→ **資料を読み解く**
1. 本文の「3児の育休ママが、コーヒー1」から「いることにもくすぶっていた。」まで（「いることにもくすぶっていた。」も含む）を、「金融商品」を「保険商品」に置き換えて書き写す。
2. 本文で「金融商品」の直前に付き、その金融商品を説明している語句をすべて挙げる。

→ **本文**
════════════════
コーヒー1杯分の幸せを作ろう

3児の育休ママが、コーヒー1杯分の時間やお金を作るために役に立ったものたちを、挫折や試行錯誤の経験を交えながら紹介します。

親から認められたい(ゴッホ)

どうしてもやる気が出ないことの一つに、金を稼ぐことがある。

銀行で法人営業をしていた頃、ノルマがあるので、取引先にとって必要のない金融商品を売りつけなくてはならなかった。当時は地方の営業店で中小企業を担当しており、「もっとお客さんにぴったりとはまるような金融商品があればいいのに」と思いつつも、本部がそんな商品を作ってくれるわけがないことは薄々分かっていた。会社のためにカスタマイズされた商品を作るには、それなりの規模のある会社で、見返りが多くないといけないからだ。名前を聞けば小学生でもわかる程の大企業を上司とともに担当して、その会社に見合った金融商品の管理で忙しいとぼやく同期に羨望の眼差しを向けていることを悟られないように尻目で見つつ、誰からも忘れ去られた土地の、出世コースから外れた店で、自分の将来にも、やっていることにもくすぶっていた。
════════════════
→ **出典資料**
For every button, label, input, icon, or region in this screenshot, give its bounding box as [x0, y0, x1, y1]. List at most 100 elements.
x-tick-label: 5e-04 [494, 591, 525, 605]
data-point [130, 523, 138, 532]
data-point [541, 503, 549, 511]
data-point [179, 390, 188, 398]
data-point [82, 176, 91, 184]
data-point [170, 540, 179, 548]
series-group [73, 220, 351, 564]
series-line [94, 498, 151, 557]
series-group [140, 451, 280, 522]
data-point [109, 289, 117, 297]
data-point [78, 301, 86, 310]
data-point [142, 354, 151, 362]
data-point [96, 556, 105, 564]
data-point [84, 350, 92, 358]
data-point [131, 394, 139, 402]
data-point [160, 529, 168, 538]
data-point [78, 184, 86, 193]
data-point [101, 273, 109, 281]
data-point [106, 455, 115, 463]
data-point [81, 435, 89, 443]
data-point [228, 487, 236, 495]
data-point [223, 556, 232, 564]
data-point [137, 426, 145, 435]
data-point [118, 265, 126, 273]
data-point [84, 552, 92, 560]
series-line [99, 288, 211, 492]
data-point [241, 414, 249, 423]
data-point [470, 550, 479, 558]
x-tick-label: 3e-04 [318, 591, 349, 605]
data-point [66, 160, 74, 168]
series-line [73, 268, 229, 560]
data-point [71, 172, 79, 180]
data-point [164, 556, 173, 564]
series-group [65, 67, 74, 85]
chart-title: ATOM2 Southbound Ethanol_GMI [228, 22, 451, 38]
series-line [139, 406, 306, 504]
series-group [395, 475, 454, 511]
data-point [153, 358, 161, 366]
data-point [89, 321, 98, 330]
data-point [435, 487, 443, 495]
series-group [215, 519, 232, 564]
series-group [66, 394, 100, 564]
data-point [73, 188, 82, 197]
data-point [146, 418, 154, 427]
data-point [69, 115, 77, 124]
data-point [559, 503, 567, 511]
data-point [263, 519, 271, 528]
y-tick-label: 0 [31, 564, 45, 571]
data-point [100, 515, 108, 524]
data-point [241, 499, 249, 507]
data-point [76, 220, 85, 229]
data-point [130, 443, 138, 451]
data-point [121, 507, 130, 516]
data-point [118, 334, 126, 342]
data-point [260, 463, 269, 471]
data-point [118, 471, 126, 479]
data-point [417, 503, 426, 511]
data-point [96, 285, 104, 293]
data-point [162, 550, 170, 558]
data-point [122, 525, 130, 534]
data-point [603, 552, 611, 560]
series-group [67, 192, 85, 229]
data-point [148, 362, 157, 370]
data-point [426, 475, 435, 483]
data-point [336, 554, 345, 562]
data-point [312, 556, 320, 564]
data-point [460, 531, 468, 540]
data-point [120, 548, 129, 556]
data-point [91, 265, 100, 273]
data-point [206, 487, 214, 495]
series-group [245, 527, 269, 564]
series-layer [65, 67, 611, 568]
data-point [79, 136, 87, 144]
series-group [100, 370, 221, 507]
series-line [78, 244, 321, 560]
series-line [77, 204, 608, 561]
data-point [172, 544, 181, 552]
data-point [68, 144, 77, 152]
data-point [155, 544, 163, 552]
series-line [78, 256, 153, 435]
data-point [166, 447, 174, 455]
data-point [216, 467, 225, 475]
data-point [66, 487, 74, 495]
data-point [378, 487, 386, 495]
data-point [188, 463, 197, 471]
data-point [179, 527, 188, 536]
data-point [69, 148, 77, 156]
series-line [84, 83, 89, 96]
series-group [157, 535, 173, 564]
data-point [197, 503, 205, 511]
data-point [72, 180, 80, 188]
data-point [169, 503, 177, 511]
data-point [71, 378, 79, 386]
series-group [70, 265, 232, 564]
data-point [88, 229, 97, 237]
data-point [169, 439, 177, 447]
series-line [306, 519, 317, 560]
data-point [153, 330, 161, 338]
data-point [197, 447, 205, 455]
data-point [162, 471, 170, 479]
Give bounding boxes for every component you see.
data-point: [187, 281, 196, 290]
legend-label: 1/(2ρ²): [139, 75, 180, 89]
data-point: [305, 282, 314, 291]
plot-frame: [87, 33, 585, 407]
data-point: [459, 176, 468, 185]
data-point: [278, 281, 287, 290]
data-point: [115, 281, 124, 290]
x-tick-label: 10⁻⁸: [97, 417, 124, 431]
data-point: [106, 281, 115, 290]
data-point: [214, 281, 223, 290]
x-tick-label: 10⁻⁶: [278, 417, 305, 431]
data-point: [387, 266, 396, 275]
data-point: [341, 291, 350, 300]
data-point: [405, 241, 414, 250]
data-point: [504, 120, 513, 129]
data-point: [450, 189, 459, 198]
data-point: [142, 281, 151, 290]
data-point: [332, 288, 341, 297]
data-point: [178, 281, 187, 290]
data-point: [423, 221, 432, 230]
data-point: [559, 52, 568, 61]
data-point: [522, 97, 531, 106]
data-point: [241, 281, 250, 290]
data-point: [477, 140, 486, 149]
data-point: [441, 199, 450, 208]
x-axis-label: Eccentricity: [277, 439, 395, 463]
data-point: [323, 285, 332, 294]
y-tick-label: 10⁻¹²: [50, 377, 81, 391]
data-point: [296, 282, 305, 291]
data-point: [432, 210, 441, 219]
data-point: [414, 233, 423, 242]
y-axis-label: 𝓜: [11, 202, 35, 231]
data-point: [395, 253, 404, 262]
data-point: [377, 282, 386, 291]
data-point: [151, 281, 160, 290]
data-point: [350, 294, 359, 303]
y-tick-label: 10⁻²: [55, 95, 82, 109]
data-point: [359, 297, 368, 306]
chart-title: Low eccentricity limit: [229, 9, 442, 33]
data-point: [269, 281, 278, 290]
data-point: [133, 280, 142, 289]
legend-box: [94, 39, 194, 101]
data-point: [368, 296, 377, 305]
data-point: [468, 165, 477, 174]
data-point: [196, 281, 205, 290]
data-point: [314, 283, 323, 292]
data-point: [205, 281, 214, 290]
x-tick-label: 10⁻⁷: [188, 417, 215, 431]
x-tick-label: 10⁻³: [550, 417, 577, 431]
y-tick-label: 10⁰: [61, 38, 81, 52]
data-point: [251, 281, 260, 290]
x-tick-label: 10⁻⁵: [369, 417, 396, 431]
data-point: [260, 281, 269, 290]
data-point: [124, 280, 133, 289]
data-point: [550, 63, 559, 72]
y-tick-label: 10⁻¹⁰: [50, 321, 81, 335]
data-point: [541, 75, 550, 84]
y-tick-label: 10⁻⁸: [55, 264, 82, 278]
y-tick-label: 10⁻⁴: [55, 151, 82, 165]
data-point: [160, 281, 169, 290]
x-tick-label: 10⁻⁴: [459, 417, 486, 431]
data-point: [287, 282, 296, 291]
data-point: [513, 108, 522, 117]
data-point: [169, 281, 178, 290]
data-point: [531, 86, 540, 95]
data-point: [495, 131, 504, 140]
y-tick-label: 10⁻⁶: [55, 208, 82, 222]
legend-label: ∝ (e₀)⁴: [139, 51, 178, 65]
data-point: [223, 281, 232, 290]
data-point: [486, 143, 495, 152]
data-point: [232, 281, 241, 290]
════════════════
→ **課題の解答**
1.
3児の育休ママが、コーヒー1杯分の時間やお金を作るために役に立ったものたちを、挫折や試行錯誤の経験を交えながら紹介します。

親から認められたい(ゴッホ)

どうしてもやる気が出ないことの一つに、金を稼ぐことがある。

銀行で法人営業をしていた頃、ノルマがあるので、取引先にとって必要のない保険商品を売りつけなくてはならなかった。当時は地方の営業店で中小企業を担当しており、「もっとお客さんにぴったりとはまるような保険商品があればいいのに」と思いつつも、本部がそんな商品を作ってくれるわけがないことは薄々分かっていた。会社のためにカスタマイズされた商品を作るには、それなりの規模のある会社で、見返りが多くないといけないからだ。名前を聞けば小学生でもわかる程の大企業を上司とともに担当して、その会社に見合った保険商品の管理で忙しいとぼやく同期に羨望の眼差しを向けていることを悟られないように尻目で見つつ、誰からも忘れ去られた土地の、出世コースから外れた店で、自分の将来にも、やっていることにもくすぶっていた。

2.
・取引先にとって必要のない
・もっとお客さんにぴったりとはまるような
・その会社に見合った